• Text provided:
It's 2:30 a.m. but Mark Parisi isn't fazed. He's in a world of talking cats, whoopie cushions, medieval knights, and 'zilla monsters. He's trying to finish up one more cartoon before heading to bed.
He says that working into the wee hours of the morning is pretty typical for him, especially with a deadline coming up. "I've got to get it done."
Mr. Parisi is the creator of "Off the Mark," a daily comic strip that appears in more than 100 newspapers nationwide. Comic-strip cartoons are a newspaper tradition that's more than 100 years old.
"The comic strip was conceived in the 1890s as a way to sell newspapers," says Lucy Caswell of the Ohio State University Cartoon Research Library in Columbus.
She says that although comics were first created for adults, kids also enjoyed reading them.
"And whenever a cartoon is particularly appealing to kids, the cartoonist is doing his job well," she adds.

• Given task A: Reproduce the text on comic strips verbatim.

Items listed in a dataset
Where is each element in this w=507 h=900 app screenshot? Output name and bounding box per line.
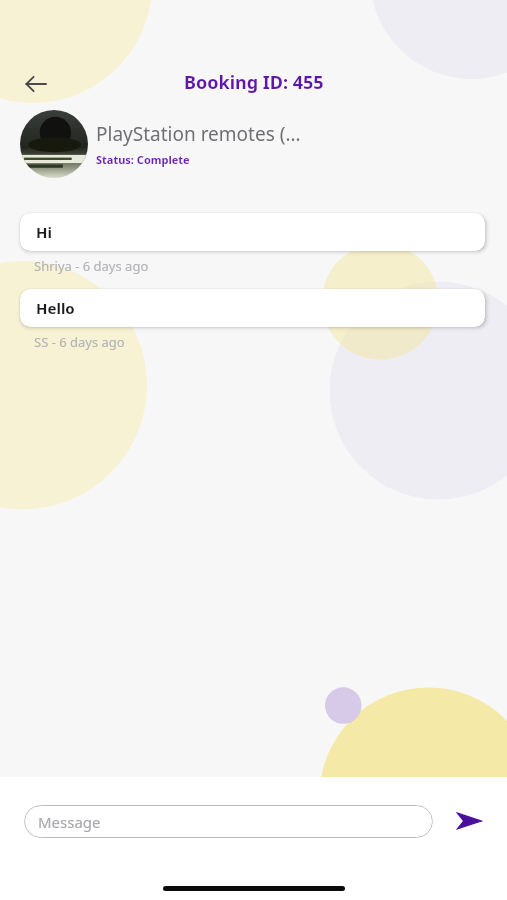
button[interactable]: PlayStation remotes (…	[20, 110, 487, 178]
staticText: SS - 6 days ago	[34, 333, 125, 351]
button[interactable]: Back	[14, 62, 58, 106]
staticText: Shriya - 6 days ago	[34, 257, 149, 275]
staticText: Status: Complete	[96, 152, 190, 167]
staticText: Hi	[36, 222, 52, 242]
button[interactable]: Hi	[20, 213, 485, 251]
staticText: Hello	[36, 298, 75, 318]
staticText: PlayStation remotes (…	[96, 121, 301, 147]
button[interactable]: Message	[24, 805, 433, 838]
button[interactable]: Send	[449, 801, 489, 841]
staticText: Message	[38, 812, 101, 832]
staticText: Booking ID: 455	[184, 70, 324, 95]
button[interactable]: Hello	[20, 289, 485, 327]
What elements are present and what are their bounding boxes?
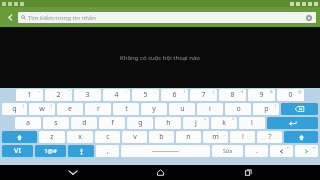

• Given task B: In the listing, from its beginning down to the line containing "289, 485, 327]", substitute "capture" for "screenshot" and leave everything else unchanged. Omit the pictures from your answer.

• Correct output A:
It's 2:30 a.m. but Mark Parisi isn't fazed. He's in a world of talking cats, whoopie cushions, medieval knights, and 'zilla monsters. He's trying to finish up one more cartoon before heading to bed.
He says that working into the wee hours of the morning is pretty typical for him, especially with a deadline coming up. "I've got to get it done."
Mr. Parisi is the creator of "Off the Mark," a daily comic strip that appears in more than 100 newspapers nationwide. Comic-strip cartoons are a newspaper tradition that's more than 100 years old.
"The comic strip was conceived in the 1890s as a way to sell newspapers," says Lucy Caswell of the Ohio State University Cartoon Research Library in Columbus.
She says that although comics were first created for adults, kids also enjoyed reading them.
"And whenever a cartoon is particularly appealing to kids, the cartoonist is doing his job well," she adds.

• Correct output B:
Where is each element in this w=507 h=900 app capture? Output name and bounding box per line.
button[interactable]: PlayStation remotes (…	[20, 110, 487, 178]
staticText: SS - 6 days ago	[34, 333, 125, 351]
button[interactable]: Back	[14, 62, 58, 106]
staticText: Shriya - 6 days ago	[34, 257, 149, 275]
staticText: Status: Complete	[96, 152, 190, 167]
staticText: Hi	[36, 222, 52, 242]
button[interactable]: Hi	[20, 213, 485, 251]
staticText: Hello	[36, 298, 75, 318]
staticText: PlayStation remotes (…	[96, 121, 301, 147]
button[interactable]: Message	[24, 805, 433, 838]
button[interactable]: Send	[449, 801, 489, 841]
staticText: Message	[38, 812, 101, 832]
staticText: Booking ID: 455	[184, 70, 324, 95]
button[interactable]: Hello	[20, 289, 485, 327]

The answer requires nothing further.